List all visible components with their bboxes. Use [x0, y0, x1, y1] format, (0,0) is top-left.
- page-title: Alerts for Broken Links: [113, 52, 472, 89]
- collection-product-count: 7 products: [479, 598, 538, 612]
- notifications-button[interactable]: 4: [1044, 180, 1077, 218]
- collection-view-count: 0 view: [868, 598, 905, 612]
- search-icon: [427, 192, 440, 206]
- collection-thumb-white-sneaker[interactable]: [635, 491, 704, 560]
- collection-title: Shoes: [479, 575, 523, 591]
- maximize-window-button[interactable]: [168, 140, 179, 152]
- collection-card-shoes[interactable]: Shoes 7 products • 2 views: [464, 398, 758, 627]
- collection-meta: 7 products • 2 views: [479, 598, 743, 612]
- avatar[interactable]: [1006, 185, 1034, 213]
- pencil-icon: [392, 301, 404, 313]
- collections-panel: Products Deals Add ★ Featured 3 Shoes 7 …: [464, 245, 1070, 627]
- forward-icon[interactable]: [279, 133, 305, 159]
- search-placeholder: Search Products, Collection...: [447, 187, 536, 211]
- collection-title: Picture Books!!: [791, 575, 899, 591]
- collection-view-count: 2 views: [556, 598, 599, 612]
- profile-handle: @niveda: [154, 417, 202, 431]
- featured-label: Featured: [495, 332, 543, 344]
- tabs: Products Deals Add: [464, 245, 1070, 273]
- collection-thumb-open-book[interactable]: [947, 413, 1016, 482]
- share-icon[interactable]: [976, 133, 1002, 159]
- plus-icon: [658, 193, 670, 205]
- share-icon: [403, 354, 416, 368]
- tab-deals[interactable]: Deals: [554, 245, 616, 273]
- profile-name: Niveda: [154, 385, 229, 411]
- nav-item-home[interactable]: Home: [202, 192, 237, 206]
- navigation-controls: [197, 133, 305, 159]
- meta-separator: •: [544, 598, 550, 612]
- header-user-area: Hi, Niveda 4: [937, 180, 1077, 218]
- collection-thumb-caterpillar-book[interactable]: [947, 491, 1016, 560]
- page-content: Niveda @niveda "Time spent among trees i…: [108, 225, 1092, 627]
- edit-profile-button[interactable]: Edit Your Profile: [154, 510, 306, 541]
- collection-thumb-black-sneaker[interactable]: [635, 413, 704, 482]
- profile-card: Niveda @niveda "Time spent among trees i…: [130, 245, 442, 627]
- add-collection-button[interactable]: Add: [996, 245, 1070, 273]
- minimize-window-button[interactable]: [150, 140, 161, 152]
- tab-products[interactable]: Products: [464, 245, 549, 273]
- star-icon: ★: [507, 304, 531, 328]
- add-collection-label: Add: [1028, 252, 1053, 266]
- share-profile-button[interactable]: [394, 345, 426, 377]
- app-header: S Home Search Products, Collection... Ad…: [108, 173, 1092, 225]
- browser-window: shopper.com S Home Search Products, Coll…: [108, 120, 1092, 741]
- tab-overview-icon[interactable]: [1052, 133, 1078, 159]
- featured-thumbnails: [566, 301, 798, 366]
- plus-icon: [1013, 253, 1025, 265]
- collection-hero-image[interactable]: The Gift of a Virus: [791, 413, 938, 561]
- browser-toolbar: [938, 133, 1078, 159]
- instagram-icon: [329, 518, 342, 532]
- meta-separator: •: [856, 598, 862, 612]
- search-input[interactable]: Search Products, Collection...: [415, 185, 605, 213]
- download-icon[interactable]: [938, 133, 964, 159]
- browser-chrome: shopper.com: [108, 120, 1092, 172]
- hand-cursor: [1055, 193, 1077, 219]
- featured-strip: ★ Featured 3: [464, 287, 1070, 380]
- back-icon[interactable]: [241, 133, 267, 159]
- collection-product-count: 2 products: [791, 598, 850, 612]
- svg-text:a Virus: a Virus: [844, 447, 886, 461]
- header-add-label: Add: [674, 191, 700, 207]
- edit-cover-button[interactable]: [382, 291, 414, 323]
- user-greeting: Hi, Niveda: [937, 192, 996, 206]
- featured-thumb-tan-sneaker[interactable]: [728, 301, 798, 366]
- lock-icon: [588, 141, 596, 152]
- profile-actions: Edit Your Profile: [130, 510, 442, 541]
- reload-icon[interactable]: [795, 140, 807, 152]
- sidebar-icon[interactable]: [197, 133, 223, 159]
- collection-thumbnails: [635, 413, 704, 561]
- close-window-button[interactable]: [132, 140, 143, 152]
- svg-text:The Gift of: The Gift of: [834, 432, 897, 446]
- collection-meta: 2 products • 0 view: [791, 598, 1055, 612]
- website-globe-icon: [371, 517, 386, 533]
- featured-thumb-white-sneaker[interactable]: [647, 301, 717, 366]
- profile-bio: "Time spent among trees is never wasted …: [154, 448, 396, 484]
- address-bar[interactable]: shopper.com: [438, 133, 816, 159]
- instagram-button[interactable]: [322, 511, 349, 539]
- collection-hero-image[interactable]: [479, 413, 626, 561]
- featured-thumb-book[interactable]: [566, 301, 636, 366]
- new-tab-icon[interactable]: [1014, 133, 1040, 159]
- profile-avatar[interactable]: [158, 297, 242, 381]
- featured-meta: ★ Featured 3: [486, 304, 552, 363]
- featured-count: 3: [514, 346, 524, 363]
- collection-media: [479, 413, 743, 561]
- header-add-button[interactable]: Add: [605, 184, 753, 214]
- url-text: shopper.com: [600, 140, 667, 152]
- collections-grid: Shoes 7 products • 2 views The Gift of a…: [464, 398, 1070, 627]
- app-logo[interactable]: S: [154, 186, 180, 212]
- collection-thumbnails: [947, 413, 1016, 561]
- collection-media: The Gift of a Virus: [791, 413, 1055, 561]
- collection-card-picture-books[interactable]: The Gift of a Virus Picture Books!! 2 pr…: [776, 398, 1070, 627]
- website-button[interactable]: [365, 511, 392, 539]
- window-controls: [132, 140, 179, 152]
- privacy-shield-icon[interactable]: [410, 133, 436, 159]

_PROBLEM_
Wherever the string "Books" appears in the records above, copy the line it sits in.

_THE COMPLETED TASK_
- collection-title: Picture Books!!: [791, 575, 899, 591]
- collection-card-picture-books[interactable]: The Gift of a Virus Picture Books!! 2 pr…: [776, 398, 1070, 627]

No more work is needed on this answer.